What you will do: Return the listing below in full, with every line exactly as it is.

Listing:
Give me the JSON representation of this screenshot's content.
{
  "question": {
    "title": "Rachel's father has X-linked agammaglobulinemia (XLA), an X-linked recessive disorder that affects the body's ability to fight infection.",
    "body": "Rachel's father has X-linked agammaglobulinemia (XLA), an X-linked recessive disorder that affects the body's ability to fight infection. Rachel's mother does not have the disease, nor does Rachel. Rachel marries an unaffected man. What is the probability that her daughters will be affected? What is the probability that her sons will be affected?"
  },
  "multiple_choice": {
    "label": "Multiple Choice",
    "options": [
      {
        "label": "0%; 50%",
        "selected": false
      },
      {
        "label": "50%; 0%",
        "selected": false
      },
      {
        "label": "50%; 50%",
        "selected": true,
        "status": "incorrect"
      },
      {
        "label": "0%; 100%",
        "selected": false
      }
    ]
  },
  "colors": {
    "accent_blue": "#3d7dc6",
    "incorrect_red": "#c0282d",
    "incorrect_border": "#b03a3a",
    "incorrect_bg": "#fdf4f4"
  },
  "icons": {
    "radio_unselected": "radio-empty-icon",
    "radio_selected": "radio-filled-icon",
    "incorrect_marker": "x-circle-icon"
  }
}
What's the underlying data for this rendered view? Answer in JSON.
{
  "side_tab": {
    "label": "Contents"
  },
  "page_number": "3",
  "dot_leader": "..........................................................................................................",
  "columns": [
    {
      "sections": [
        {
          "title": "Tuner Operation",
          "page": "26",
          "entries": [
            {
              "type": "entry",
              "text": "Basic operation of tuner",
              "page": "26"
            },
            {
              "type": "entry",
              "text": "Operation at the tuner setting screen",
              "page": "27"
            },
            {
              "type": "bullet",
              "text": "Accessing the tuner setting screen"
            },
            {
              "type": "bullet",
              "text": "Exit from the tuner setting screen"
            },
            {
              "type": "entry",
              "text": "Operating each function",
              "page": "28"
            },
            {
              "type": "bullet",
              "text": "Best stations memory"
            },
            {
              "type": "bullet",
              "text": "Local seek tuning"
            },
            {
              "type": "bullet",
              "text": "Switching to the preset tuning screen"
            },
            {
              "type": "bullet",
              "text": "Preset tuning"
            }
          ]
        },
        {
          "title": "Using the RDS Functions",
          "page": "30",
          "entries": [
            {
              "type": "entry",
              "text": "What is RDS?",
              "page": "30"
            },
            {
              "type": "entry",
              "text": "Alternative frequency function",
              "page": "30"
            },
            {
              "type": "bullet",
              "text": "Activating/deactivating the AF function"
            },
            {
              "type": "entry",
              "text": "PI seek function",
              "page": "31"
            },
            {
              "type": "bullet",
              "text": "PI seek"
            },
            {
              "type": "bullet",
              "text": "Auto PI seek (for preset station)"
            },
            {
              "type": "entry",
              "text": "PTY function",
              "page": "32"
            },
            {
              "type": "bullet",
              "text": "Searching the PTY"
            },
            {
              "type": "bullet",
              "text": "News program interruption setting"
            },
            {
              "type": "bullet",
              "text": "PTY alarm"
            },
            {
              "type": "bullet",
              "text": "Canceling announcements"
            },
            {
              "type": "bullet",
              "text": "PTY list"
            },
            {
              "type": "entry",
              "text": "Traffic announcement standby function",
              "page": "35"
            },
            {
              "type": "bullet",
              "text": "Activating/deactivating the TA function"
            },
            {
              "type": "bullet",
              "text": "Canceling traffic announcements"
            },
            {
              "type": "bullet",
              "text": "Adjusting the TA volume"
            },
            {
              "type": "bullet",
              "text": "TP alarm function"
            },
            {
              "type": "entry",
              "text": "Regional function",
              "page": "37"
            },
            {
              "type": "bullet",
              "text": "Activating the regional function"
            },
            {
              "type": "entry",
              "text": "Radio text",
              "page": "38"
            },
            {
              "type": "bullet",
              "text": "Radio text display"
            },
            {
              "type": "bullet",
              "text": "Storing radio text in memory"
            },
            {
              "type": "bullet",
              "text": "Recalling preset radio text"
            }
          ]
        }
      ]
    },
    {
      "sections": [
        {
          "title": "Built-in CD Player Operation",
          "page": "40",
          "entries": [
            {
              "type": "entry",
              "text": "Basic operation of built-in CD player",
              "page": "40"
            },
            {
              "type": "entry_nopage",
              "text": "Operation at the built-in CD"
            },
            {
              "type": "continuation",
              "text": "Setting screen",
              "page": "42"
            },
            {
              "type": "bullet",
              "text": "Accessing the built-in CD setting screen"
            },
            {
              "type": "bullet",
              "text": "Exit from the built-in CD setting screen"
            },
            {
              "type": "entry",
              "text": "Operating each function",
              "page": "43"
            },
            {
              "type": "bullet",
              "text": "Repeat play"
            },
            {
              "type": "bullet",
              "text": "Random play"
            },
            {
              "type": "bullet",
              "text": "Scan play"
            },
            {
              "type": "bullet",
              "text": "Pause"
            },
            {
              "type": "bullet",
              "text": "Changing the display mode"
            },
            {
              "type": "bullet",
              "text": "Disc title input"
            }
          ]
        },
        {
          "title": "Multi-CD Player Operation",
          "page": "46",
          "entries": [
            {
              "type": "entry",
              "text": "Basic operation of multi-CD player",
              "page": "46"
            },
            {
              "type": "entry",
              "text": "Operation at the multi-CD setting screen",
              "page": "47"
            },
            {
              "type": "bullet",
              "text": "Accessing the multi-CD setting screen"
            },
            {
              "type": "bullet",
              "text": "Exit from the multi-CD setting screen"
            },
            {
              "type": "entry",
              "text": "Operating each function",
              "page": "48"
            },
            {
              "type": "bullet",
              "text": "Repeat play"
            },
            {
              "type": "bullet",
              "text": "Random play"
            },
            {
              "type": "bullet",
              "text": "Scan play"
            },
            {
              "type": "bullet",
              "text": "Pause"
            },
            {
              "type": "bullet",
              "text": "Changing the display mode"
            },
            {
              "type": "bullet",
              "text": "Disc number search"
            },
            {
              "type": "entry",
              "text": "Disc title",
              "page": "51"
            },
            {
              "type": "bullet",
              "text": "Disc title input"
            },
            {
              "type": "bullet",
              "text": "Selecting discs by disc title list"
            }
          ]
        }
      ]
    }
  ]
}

Solution to this exercise:
Give me the JSON representation of this screenshot's content.
{
  "question": {
    "title": "Rachel's father has X-linked agammaglobulinemia (XLA), an X-linked recessive disorder that affects the body's ability to fight infection.",
    "body": "Rachel's father has X-linked agammaglobulinemia (XLA), an X-linked recessive disorder that affects the body's ability to fight infection. Rachel's mother does not have the disease, nor does Rachel. Rachel marries an unaffected man. What is the probability that her daughters will be affected? What is the probability that her sons will be affected?"
  },
  "multiple_choice": {
    "label": "Multiple Choice",
    "options": [
      {
        "label": "0%; 50%",
        "selected": false
      },
      {
        "label": "50%; 0%",
        "selected": false
      },
      {
        "label": "50%; 50%",
        "selected": true,
        "status": "incorrect"
      },
      {
        "label": "0%; 100%",
        "selected": false
      }
    ]
  },
  "colors": {
    "accent_blue": "#3d7dc6",
    "incorrect_red": "#c0282d",
    "incorrect_border": "#b03a3a",
    "incorrect_bg": "#fdf4f4"
  },
  "icons": {
    "radio_unselected": "radio-empty-icon",
    "radio_selected": "radio-filled-icon",
    "incorrect_marker": "x-circle-icon"
  }
}
What's the underlying data for this rendered view? Answer in JSON.
{
  "side_tab": {
    "label": "Contents"
  },
  "page_number": "3",
  "dot_leader": "..........................................................................................................",
  "columns": [
    {
      "sections": [
        {
          "title": "Tuner Operation",
          "page": "26",
          "entries": [
            {
              "type": "entry",
              "text": "Basic operation of tuner",
              "page": "26"
            },
            {
              "type": "entry",
              "text": "Operation at the tuner setting screen",
              "page": "27"
            },
            {
              "type": "bullet",
              "text": "Accessing the tuner setting screen"
            },
            {
              "type": "bullet",
              "text": "Exit from the tuner setting screen"
            },
            {
              "type": "entry",
              "text": "Operating each function",
              "page": "28"
            },
            {
              "type": "bullet",
              "text": "Best stations memory"
            },
            {
              "type": "bullet",
              "text": "Local seek tuning"
            },
            {
              "type": "bullet",
              "text": "Switching to the preset tuning screen"
            },
            {
              "type": "bullet",
              "text": "Preset tuning"
            }
          ]
        },
        {
          "title": "Using the RDS Functions",
          "page": "30",
          "entries": [
            {
              "type": "entry",
              "text": "What is RDS?",
              "page": "30"
            },
            {
              "type": "entry",
              "text": "Alternative frequency function",
              "page": "30"
            },
            {
              "type": "bullet",
              "text": "Activating/deactivating the AF function"
            },
            {
              "type": "entry",
              "text": "PI seek function",
              "page": "31"
            },
            {
              "type": "bullet",
              "text": "PI seek"
            },
            {
              "type": "bullet",
              "text": "Auto PI seek (for preset station)"
            },
            {
              "type": "entry",
              "text": "PTY function",
              "page": "32"
            },
            {
              "type": "bullet",
              "text": "Searching the PTY"
            },
            {
              "type": "bullet",
              "text": "News program interruption setting"
            },
            {
              "type": "bullet",
              "text": "PTY alarm"
            },
            {
              "type": "bullet",
              "text": "Canceling announcements"
            },
            {
              "type": "bullet",
              "text": "PTY list"
            },
            {
              "type": "entry",
              "text": "Traffic announcement standby function",
              "page": "35"
            },
            {
              "type": "bullet",
              "text": "Activating/deactivating the TA function"
            },
            {
              "type": "bullet",
              "text": "Canceling traffic announcements"
            },
            {
              "type": "bullet",
              "text": "Adjusting the TA volume"
            },
            {
              "type": "bullet",
              "text": "TP alarm function"
            },
            {
              "type": "entry",
              "text": "Regional function",
              "page": "37"
            },
            {
              "type": "bullet",
              "text": "Activating the regional function"
            },
            {
              "type": "entry",
              "text": "Radio text",
              "page": "38"
            },
            {
              "type": "bullet",
              "text": "Radio text display"
            },
            {
              "type": "bullet",
              "text": "Storing radio text in memory"
            },
            {
              "type": "bullet",
              "text": "Recalling preset radio text"
            }
          ]
        }
      ]
    },
    {
      "sections": [
        {
          "title": "Built-in CD Player Operation",
          "page": "40",
          "entries": [
            {
              "type": "entry",
              "text": "Basic operation of built-in CD player",
              "page": "40"
            },
            {
              "type": "entry_nopage",
              "text": "Operation at the built-in CD"
            },
            {
              "type": "continuation",
              "text": "Setting screen",
              "page": "42"
            },
            {
              "type": "bullet",
              "text": "Accessing the built-in CD setting screen"
            },
            {
              "type": "bullet",
              "text": "Exit from the built-in CD setting screen"
            },
            {
              "type": "entry",
              "text": "Operating each function",
              "page": "43"
            },
            {
              "type": "bullet",
              "text": "Repeat play"
            },
            {
              "type": "bullet",
              "text": "Random play"
            },
            {
              "type": "bullet",
              "text": "Scan play"
            },
            {
              "type": "bullet",
              "text": "Pause"
            },
            {
              "type": "bullet",
              "text": "Changing the display mode"
            },
            {
              "type": "bullet",
              "text": "Disc title input"
            }
          ]
        },
        {
          "title": "Multi-CD Player Operation",
          "page": "46",
          "entries": [
            {
              "type": "entry",
              "text": "Basic operation of multi-CD player",
              "page": "46"
            },
            {
              "type": "entry",
              "text": "Operation at the multi-CD setting screen",
              "page": "47"
            },
            {
              "type": "bullet",
              "text": "Accessing the multi-CD setting screen"
            },
            {
              "type": "bullet",
              "text": "Exit from the multi-CD setting screen"
            },
            {
              "type": "entry",
              "text": "Operating each function",
              "page": "48"
            },
            {
              "type": "bullet",
              "text": "Repeat play"
            },
            {
              "type": "bullet",
              "text": "Random play"
            },
            {
              "type": "bullet",
              "text": "Scan play"
            },
            {
              "type": "bullet",
              "text": "Pause"
            },
            {
              "type": "bullet",
              "text": "Changing the display mode"
            },
            {
              "type": "bullet",
              "text": "Disc number search"
            },
            {
              "type": "entry",
              "text": "Disc title",
              "page": "51"
            },
            {
              "type": "bullet",
              "text": "Disc title input"
            },
            {
              "type": "bullet",
              "text": "Selecting discs by disc title list"
            }
          ]
        }
      ]
    }
  ]
}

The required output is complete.